◆ Supplied material:
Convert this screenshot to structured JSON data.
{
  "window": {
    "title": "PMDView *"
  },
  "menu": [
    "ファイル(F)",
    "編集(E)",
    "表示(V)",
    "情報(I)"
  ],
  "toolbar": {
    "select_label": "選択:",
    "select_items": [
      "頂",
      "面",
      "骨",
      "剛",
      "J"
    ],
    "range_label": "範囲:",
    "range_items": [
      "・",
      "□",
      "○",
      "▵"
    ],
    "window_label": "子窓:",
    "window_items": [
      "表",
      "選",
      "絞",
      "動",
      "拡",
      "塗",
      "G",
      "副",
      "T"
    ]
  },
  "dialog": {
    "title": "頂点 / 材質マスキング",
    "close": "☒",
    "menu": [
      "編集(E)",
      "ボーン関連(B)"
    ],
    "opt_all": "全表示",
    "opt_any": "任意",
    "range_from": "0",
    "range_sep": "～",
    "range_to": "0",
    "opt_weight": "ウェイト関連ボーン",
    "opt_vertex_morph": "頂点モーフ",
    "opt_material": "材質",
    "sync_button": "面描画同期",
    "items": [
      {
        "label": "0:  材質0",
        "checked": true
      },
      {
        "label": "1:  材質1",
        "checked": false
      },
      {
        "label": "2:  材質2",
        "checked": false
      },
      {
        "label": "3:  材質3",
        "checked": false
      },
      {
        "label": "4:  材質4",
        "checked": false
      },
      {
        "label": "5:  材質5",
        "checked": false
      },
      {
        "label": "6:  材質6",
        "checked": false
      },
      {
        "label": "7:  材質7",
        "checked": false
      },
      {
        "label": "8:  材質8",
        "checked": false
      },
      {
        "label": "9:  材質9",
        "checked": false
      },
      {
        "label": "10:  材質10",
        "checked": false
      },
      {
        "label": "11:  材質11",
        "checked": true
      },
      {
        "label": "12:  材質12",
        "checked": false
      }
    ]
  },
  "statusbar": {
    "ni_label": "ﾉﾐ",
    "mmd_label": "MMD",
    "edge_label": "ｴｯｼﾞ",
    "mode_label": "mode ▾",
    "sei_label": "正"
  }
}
...
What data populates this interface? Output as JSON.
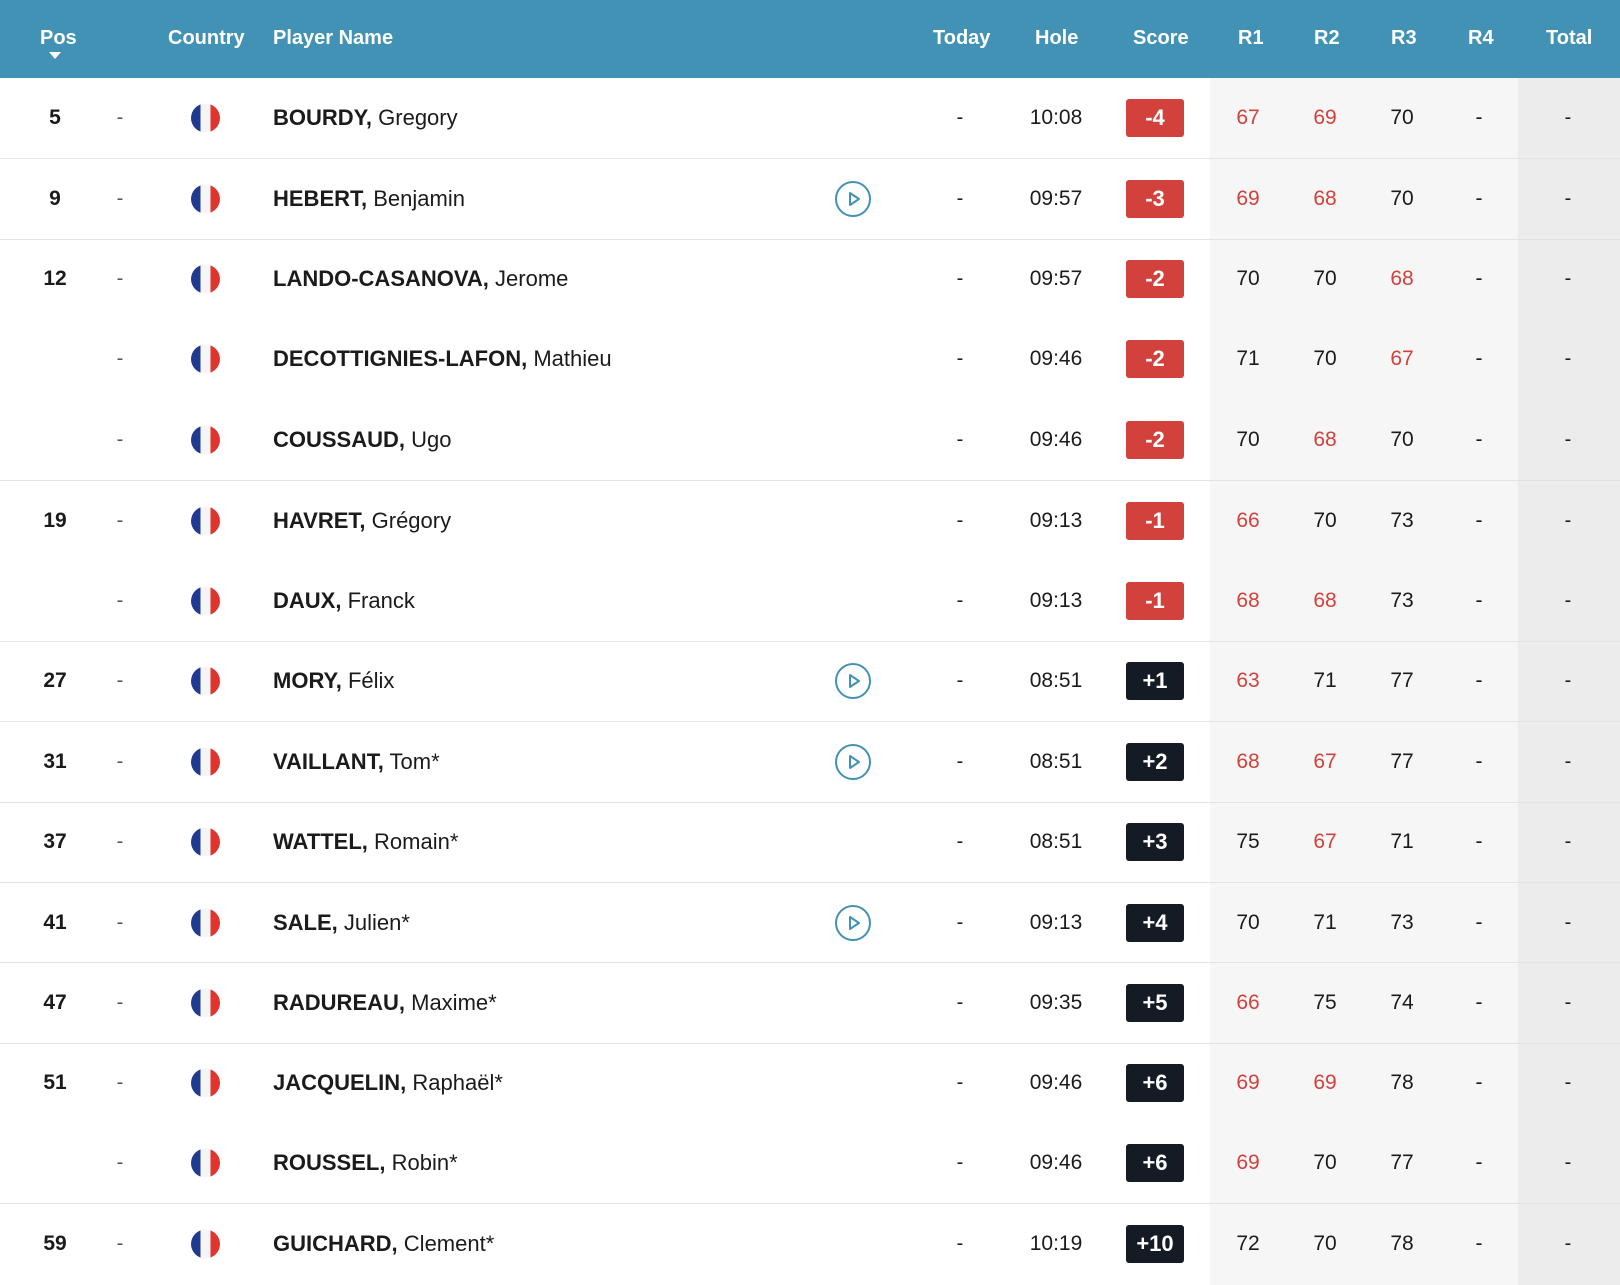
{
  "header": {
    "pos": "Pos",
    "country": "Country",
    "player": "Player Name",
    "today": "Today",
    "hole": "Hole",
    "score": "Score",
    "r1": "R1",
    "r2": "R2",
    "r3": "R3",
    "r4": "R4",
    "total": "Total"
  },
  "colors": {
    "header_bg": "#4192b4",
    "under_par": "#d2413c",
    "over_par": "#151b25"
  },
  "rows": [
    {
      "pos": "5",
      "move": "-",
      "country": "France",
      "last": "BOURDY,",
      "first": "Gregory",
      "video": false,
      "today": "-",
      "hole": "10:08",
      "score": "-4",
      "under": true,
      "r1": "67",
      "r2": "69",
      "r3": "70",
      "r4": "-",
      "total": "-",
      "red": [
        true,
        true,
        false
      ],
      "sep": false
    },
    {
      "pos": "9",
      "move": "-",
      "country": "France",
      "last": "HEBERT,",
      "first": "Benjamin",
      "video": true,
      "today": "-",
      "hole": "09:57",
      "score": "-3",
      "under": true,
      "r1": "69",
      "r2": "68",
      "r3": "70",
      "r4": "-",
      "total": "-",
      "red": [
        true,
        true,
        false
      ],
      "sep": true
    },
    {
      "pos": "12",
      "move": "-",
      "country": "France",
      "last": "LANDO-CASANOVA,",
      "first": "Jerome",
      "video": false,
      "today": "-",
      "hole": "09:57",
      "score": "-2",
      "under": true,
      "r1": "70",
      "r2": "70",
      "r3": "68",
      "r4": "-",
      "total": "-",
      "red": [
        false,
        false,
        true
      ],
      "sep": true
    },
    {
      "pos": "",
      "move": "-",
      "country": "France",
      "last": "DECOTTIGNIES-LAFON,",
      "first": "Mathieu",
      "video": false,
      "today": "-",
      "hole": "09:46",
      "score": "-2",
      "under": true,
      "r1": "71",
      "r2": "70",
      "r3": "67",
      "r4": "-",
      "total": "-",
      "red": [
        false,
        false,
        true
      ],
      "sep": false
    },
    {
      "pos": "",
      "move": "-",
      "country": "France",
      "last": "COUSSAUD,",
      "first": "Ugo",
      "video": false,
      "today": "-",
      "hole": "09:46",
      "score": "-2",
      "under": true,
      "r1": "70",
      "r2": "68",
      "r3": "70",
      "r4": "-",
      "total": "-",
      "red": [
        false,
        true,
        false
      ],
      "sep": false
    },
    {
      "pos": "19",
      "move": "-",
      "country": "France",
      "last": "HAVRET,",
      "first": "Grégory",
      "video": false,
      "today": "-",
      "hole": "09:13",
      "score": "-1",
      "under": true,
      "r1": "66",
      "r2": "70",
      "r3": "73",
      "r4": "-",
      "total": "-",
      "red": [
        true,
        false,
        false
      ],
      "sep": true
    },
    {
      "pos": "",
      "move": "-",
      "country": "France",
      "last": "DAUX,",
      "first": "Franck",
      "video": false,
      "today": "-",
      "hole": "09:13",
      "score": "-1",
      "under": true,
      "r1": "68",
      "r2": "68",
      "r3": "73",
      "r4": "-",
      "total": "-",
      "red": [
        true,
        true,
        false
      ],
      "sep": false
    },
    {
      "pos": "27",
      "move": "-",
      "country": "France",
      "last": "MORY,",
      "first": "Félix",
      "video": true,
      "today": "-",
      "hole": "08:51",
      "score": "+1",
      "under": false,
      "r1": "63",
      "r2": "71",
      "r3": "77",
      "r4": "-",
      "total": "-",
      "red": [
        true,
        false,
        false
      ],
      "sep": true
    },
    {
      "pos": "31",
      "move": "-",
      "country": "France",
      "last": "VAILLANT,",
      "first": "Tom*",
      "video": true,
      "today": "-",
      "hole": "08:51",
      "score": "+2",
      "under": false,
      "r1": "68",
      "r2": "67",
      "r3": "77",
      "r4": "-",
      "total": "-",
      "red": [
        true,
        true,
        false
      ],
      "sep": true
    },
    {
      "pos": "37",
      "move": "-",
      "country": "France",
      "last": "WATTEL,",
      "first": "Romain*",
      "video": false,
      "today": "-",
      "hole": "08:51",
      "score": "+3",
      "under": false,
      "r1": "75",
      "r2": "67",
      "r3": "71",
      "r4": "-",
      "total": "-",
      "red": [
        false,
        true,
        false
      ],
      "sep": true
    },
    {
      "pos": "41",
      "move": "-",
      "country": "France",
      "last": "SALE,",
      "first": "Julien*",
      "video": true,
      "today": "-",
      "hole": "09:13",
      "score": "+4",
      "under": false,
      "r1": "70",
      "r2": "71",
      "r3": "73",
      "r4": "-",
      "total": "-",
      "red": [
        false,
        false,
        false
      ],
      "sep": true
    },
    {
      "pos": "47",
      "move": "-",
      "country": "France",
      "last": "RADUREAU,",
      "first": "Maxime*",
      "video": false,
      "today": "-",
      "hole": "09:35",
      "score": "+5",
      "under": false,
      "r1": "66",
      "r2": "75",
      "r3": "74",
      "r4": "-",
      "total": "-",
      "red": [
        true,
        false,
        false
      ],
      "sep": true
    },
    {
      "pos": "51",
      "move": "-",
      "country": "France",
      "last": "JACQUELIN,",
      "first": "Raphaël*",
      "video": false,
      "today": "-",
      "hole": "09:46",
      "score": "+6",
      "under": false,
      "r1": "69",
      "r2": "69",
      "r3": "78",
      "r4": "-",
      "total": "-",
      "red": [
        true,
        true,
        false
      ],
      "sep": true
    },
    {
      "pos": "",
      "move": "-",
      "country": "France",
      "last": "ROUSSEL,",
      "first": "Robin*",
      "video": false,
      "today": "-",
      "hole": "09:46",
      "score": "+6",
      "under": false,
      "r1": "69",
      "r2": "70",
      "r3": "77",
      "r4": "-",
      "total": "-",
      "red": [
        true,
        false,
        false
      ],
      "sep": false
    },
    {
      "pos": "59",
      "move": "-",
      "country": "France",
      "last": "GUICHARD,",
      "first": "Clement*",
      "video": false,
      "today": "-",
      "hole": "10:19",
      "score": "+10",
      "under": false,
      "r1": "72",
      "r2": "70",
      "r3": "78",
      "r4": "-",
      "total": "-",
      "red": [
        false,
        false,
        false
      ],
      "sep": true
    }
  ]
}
==
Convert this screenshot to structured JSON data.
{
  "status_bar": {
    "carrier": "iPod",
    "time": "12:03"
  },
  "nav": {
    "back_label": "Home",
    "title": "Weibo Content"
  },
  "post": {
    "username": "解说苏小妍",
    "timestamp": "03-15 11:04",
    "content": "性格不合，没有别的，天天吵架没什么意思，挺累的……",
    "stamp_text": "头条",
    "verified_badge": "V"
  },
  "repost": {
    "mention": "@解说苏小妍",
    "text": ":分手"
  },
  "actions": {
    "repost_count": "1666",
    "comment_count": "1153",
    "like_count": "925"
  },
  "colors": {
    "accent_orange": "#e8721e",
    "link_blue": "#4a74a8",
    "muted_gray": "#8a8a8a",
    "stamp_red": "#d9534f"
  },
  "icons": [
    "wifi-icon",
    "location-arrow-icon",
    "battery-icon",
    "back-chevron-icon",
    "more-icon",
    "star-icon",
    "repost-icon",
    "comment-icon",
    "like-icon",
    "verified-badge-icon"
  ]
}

◆ Written task: Check each line of the records for the word "title" and extract those that contain it.

◆ Right answer:
    "title": "PMDView *"
    "title": "頂点 / 材質マスキング",
    "title": "Weibo Content"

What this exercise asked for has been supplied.